[Instructions for the task]
Restate each line word for word. Leave out every picture.

════════

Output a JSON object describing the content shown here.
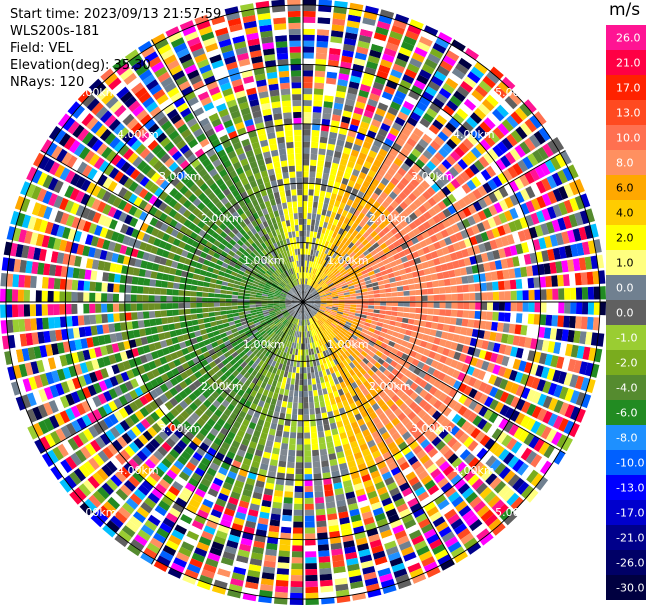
{
  "header": {
    "start_time": "Start time: 2023/09/13 21:57:59",
    "instrument": "WLS200s-181",
    "field": "Field: VEL",
    "elevation": "Elevation(deg): 35.30",
    "nrays": "NRays: 120"
  },
  "colorbar": {
    "unit": "m/s",
    "bins": [
      {
        "label": "26.0",
        "color": "#ff1493"
      },
      {
        "label": "21.0",
        "color": "#ff0044"
      },
      {
        "label": "17.0",
        "color": "#ff2200"
      },
      {
        "label": "13.0",
        "color": "#ff4a20"
      },
      {
        "label": "10.0",
        "color": "#ff7050"
      },
      {
        "label": "8.0",
        "color": "#ff9060"
      },
      {
        "label": "6.0",
        "color": "#ffa800"
      },
      {
        "label": "4.0",
        "color": "#ffcc00"
      },
      {
        "label": "2.0",
        "color": "#ffff00"
      },
      {
        "label": "1.0",
        "color": "#ffff80"
      },
      {
        "label": "0.0",
        "color": "#708090"
      },
      {
        "label": "0.0",
        "color": "#606060"
      },
      {
        "label": "-1.0",
        "color": "#9acd32"
      },
      {
        "label": "-2.0",
        "color": "#7aac1e"
      },
      {
        "label": "-4.0",
        "color": "#558b2f"
      },
      {
        "label": "-6.0",
        "color": "#228b22"
      },
      {
        "label": "-8.0",
        "color": "#1e90ff"
      },
      {
        "label": "-10.0",
        "color": "#0060ff"
      },
      {
        "label": "-13.0",
        "color": "#0000ff"
      },
      {
        "label": "-17.0",
        "color": "#0000cd"
      },
      {
        "label": "-21.0",
        "color": "#00008b"
      },
      {
        "label": "-26.0",
        "color": "#000066"
      },
      {
        "label": "-30.0",
        "color": "#000040"
      }
    ]
  },
  "chart_data": {
    "type": "heatmap",
    "title": "",
    "xlabel": "",
    "ylabel": "",
    "field": "VEL",
    "n_rays": 120,
    "range_rings": [
      {
        "label": "1.00km",
        "range_km": 1
      },
      {
        "label": "2.00km",
        "range_km": 2
      },
      {
        "label": "3.00km",
        "range_km": 3
      },
      {
        "label": "4.00km",
        "range_km": 4
      },
      {
        "label": "5.00km",
        "range_km": 5
      }
    ],
    "max_range_km": 5.1,
    "ring_label_azimuths_deg": [
      315,
      45,
      135,
      225
    ],
    "grid_line_azimuths_deg": [
      0,
      30,
      60,
      90,
      120,
      150
    ],
    "velocity_pattern": {
      "east_sector": "positive 2 to 8 m/s",
      "west_sector": "negative -1 to -6 m/s",
      "outer_ranges": "noisy, full color range"
    }
  }
}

════════

[Solution to the exercise]
Output a JSON object describing the content shown here.
{
  "header": {
    "start_time": "Start time: 2023/09/13 21:57:59",
    "instrument": "WLS200s-181",
    "field": "Field: VEL",
    "elevation": "Elevation(deg): 35.30",
    "nrays": "NRays: 120"
  },
  "colorbar": {
    "unit": "m/s",
    "bins": [
      {
        "label": "26.0",
        "color": "#ff1493"
      },
      {
        "label": "21.0",
        "color": "#ff0044"
      },
      {
        "label": "17.0",
        "color": "#ff2200"
      },
      {
        "label": "13.0",
        "color": "#ff4a20"
      },
      {
        "label": "10.0",
        "color": "#ff7050"
      },
      {
        "label": "8.0",
        "color": "#ff9060"
      },
      {
        "label": "6.0",
        "color": "#ffa800"
      },
      {
        "label": "4.0",
        "color": "#ffcc00"
      },
      {
        "label": "2.0",
        "color": "#ffff00"
      },
      {
        "label": "1.0",
        "color": "#ffff80"
      },
      {
        "label": "0.0",
        "color": "#708090"
      },
      {
        "label": "0.0",
        "color": "#606060"
      },
      {
        "label": "-1.0",
        "color": "#9acd32"
      },
      {
        "label": "-2.0",
        "color": "#7aac1e"
      },
      {
        "label": "-4.0",
        "color": "#558b2f"
      },
      {
        "label": "-6.0",
        "color": "#228b22"
      },
      {
        "label": "-8.0",
        "color": "#1e90ff"
      },
      {
        "label": "-10.0",
        "color": "#0060ff"
      },
      {
        "label": "-13.0",
        "color": "#0000ff"
      },
      {
        "label": "-17.0",
        "color": "#0000cd"
      },
      {
        "label": "-21.0",
        "color": "#00008b"
      },
      {
        "label": "-26.0",
        "color": "#000066"
      },
      {
        "label": "-30.0",
        "color": "#000040"
      }
    ]
  },
  "chart_data": {
    "type": "heatmap",
    "title": "",
    "xlabel": "",
    "ylabel": "",
    "field": "VEL",
    "n_rays": 120,
    "range_rings": [
      {
        "label": "1.00km",
        "range_km": 1
      },
      {
        "label": "2.00km",
        "range_km": 2
      },
      {
        "label": "3.00km",
        "range_km": 3
      },
      {
        "label": "4.00km",
        "range_km": 4
      },
      {
        "label": "5.00km",
        "range_km": 5
      }
    ],
    "max_range_km": 5.1,
    "ring_label_azimuths_deg": [
      315,
      45,
      135,
      225
    ],
    "grid_line_azimuths_deg": [
      0,
      30,
      60,
      90,
      120,
      150
    ],
    "velocity_pattern": {
      "east_sector": "positive 2 to 8 m/s",
      "west_sector": "negative -1 to -6 m/s",
      "outer_ranges": "noisy, full color range"
    }
  }
}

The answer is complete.